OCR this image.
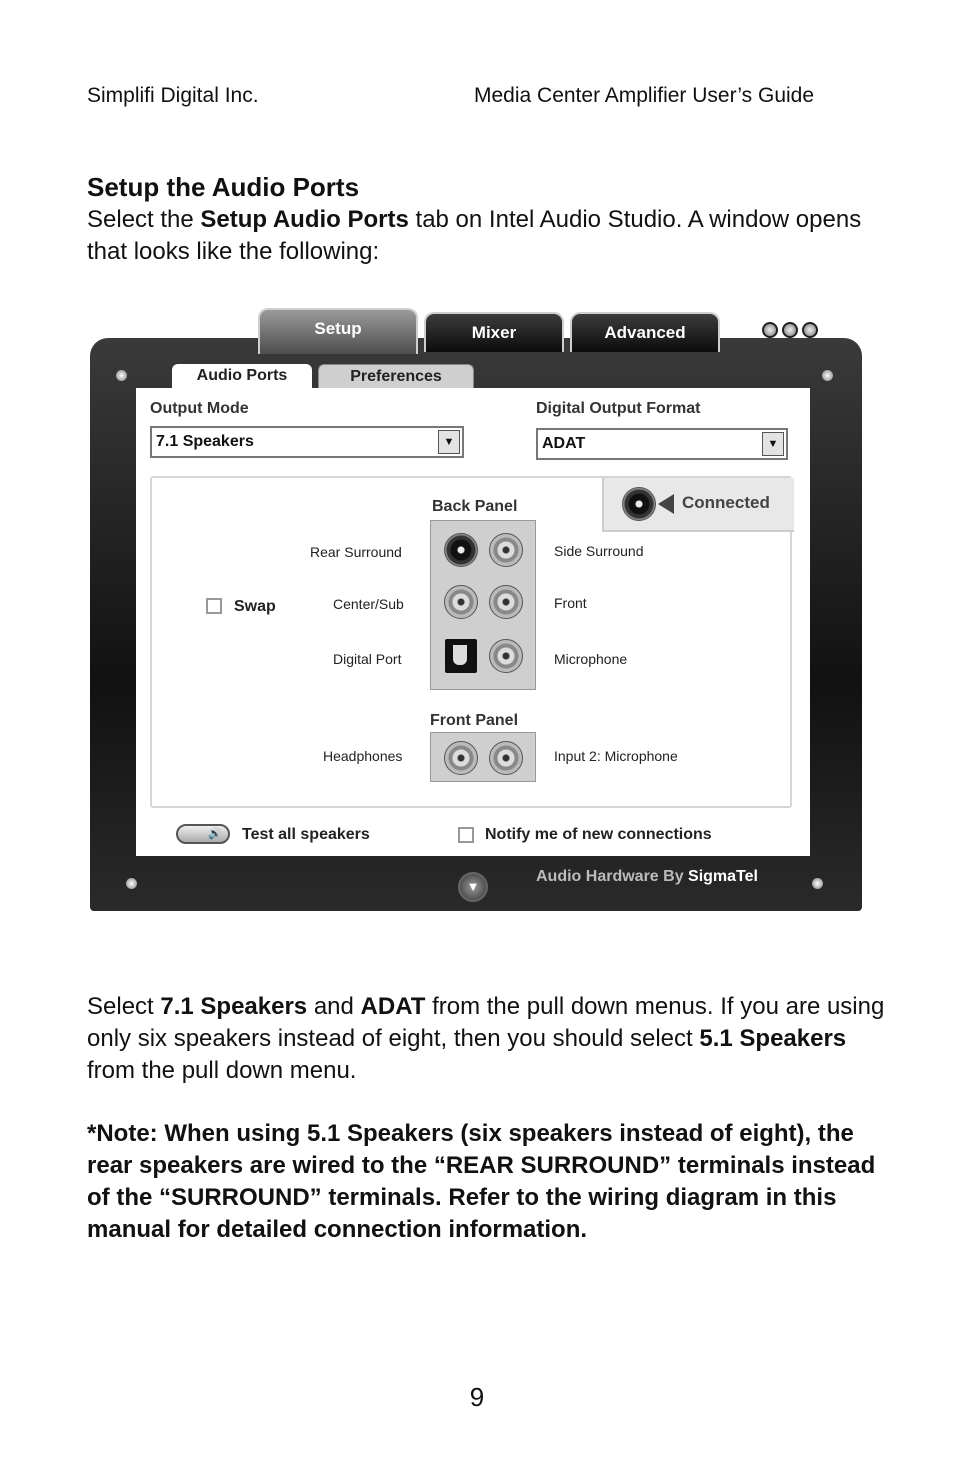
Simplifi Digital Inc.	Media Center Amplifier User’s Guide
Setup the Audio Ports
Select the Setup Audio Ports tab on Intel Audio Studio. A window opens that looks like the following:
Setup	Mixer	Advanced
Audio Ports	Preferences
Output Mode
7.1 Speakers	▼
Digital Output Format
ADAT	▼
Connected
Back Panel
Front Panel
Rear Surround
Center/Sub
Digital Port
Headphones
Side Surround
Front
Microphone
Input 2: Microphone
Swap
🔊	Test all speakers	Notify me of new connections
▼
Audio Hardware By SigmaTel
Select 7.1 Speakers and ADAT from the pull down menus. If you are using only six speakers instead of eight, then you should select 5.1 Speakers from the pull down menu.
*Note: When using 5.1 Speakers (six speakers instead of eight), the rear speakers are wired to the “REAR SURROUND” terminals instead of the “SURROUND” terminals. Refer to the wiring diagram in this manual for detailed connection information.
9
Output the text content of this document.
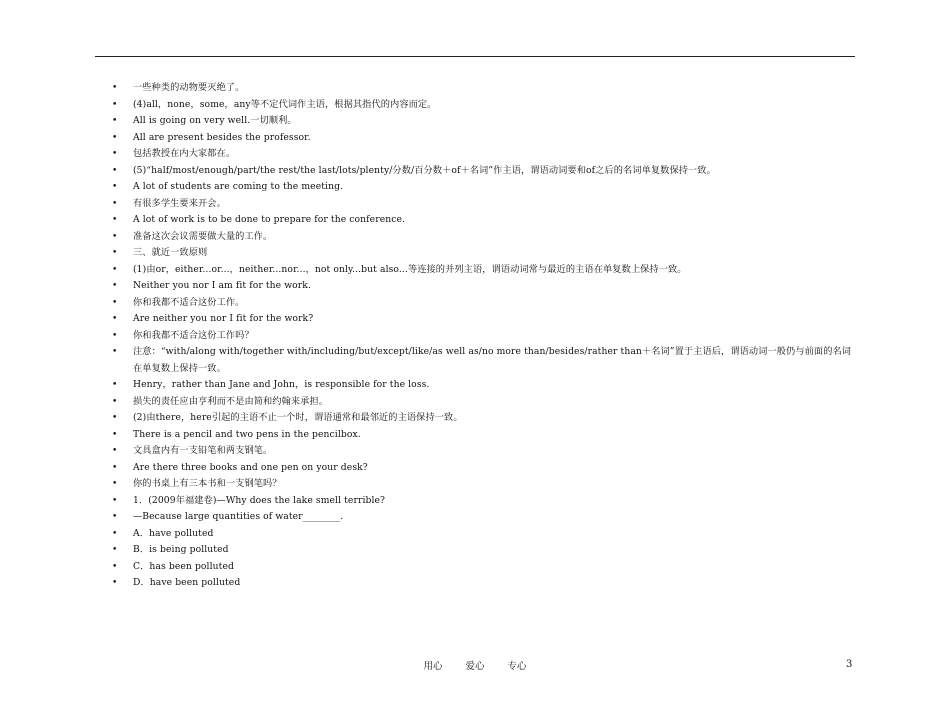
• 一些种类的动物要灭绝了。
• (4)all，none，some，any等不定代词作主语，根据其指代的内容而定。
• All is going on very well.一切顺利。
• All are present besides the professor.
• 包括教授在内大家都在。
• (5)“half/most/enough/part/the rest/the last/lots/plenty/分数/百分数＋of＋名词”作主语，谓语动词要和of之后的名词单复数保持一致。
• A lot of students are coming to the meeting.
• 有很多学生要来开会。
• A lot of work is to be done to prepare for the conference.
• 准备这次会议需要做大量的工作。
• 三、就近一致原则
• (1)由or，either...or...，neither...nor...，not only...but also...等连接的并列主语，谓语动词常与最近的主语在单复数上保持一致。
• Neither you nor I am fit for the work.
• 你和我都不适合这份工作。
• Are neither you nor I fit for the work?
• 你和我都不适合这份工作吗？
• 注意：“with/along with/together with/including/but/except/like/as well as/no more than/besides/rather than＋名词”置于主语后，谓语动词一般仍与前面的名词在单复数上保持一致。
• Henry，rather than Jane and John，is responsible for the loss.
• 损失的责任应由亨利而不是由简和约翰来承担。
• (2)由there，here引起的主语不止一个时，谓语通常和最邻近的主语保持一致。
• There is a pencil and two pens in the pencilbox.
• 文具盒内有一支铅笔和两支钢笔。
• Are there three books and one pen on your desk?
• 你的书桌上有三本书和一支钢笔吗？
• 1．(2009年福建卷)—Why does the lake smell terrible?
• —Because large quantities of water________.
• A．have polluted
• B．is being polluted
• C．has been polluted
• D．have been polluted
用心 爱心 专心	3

——

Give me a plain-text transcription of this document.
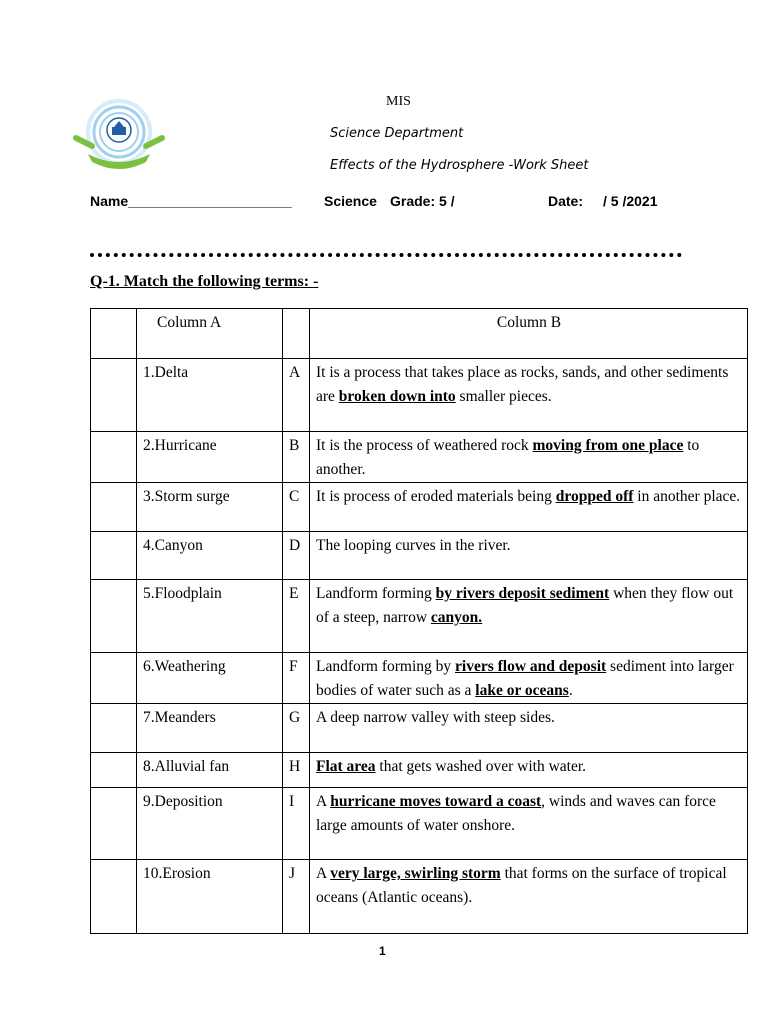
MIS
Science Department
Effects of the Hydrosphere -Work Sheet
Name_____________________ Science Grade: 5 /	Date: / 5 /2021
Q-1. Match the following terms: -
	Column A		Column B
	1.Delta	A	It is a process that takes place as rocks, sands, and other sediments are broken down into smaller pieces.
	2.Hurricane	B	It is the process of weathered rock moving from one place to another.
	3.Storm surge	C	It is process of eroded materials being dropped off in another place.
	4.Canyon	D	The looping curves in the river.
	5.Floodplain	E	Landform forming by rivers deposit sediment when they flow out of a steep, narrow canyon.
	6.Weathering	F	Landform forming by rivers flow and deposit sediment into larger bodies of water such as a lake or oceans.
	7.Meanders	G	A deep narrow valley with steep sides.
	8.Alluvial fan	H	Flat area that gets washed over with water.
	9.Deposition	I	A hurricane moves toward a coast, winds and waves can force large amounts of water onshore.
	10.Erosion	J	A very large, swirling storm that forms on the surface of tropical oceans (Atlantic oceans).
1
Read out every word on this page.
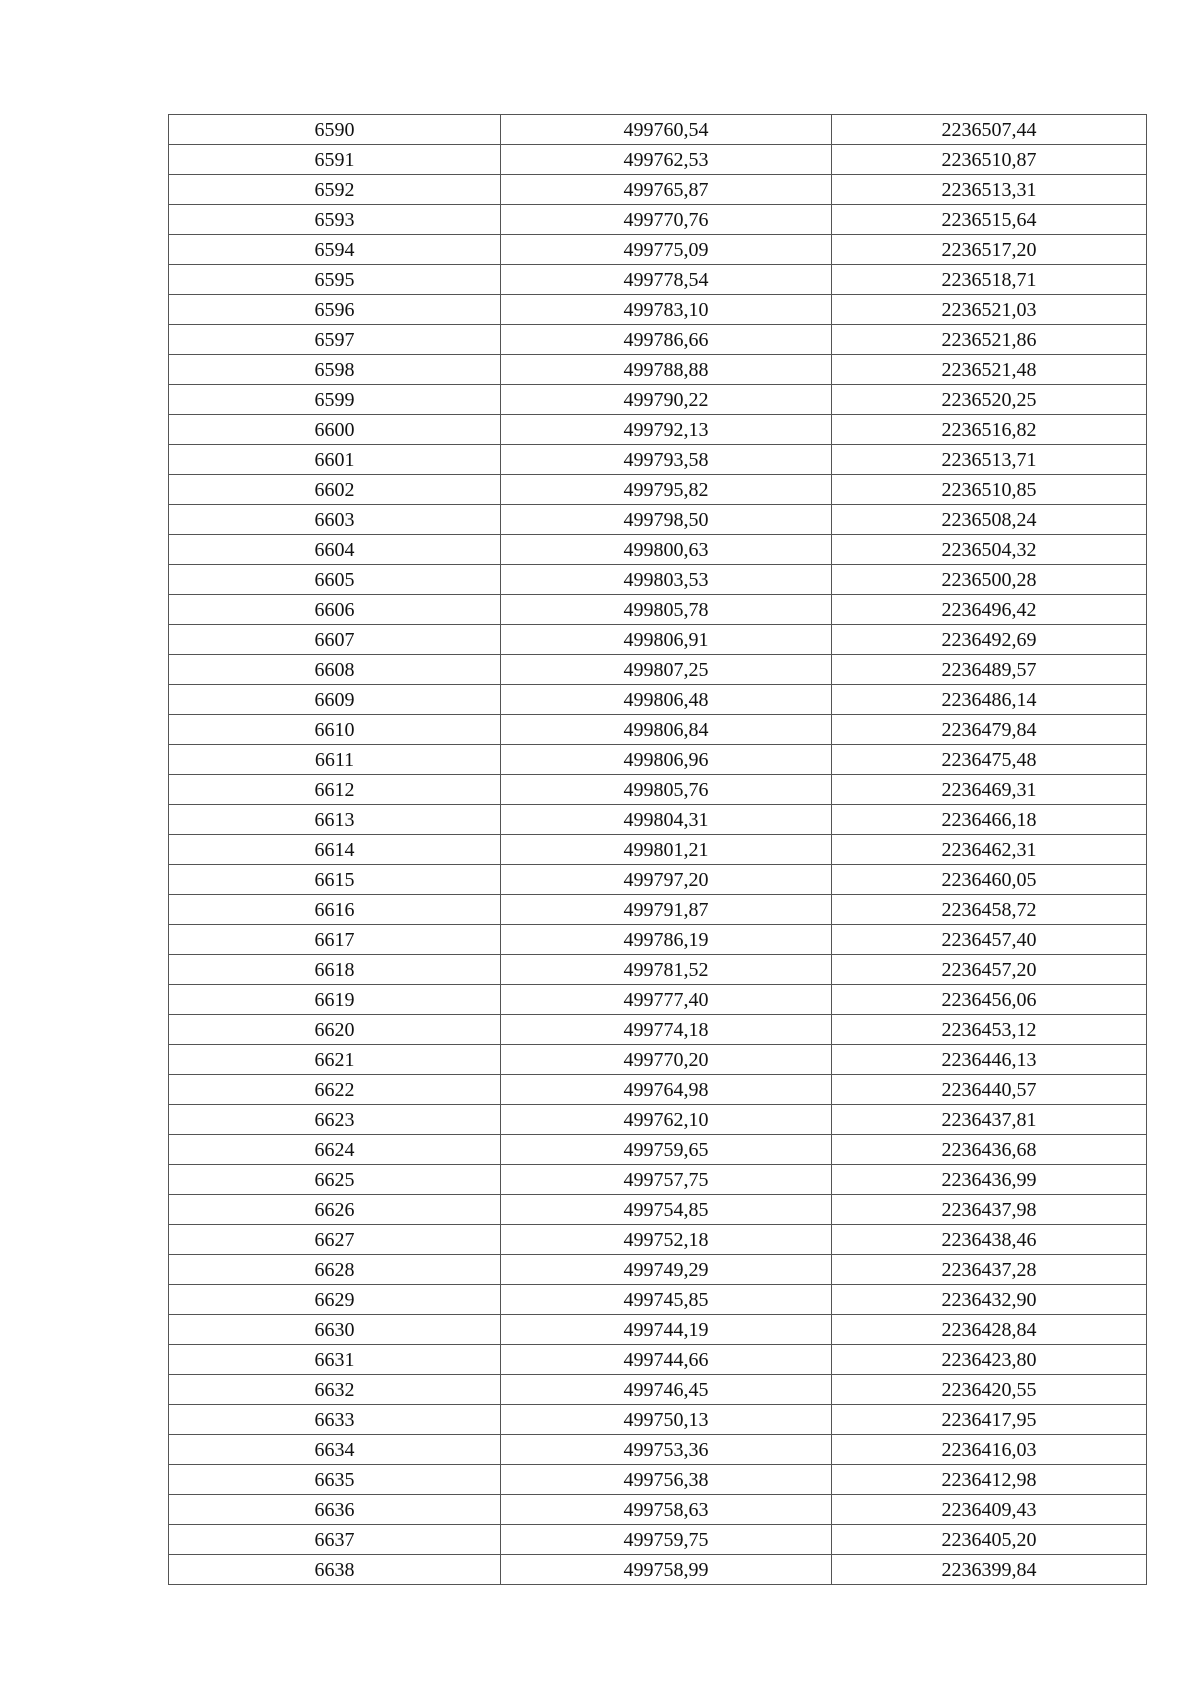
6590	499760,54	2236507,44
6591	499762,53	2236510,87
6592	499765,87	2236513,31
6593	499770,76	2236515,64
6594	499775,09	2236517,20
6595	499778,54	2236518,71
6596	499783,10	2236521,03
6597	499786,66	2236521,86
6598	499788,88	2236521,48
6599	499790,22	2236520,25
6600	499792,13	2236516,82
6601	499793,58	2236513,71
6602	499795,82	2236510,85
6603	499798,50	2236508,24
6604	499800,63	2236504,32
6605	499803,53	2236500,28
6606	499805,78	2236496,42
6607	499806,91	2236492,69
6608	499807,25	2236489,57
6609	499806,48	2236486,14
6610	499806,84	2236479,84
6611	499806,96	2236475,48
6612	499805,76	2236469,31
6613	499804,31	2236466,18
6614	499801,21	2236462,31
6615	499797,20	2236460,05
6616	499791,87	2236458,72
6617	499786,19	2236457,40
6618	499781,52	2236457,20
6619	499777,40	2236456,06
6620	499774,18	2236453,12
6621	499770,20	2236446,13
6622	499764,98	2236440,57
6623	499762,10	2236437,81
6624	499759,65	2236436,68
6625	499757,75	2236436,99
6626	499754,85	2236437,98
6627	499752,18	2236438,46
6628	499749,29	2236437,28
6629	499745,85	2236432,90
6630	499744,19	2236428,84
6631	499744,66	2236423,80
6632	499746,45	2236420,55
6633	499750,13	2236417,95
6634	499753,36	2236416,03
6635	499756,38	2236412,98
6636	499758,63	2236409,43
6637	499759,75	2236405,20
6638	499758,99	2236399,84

——

▶ **WHAT IS REQUIRED**: Where a line above includes "this", copy that line.

▶ **FULL OUTPUT**:
OCR this image.
*Note: When using 5.1 Speakers (six speakers instead of eight), the rear speakers are wired to the “REAR SURROUND” terminals instead of the “SURROUND” terminals. Refer to the wiring diagram in this manual for detailed connection information.
Output the text content of this document.
Give me a plain-text transcription of this document.
Read out every word on this page.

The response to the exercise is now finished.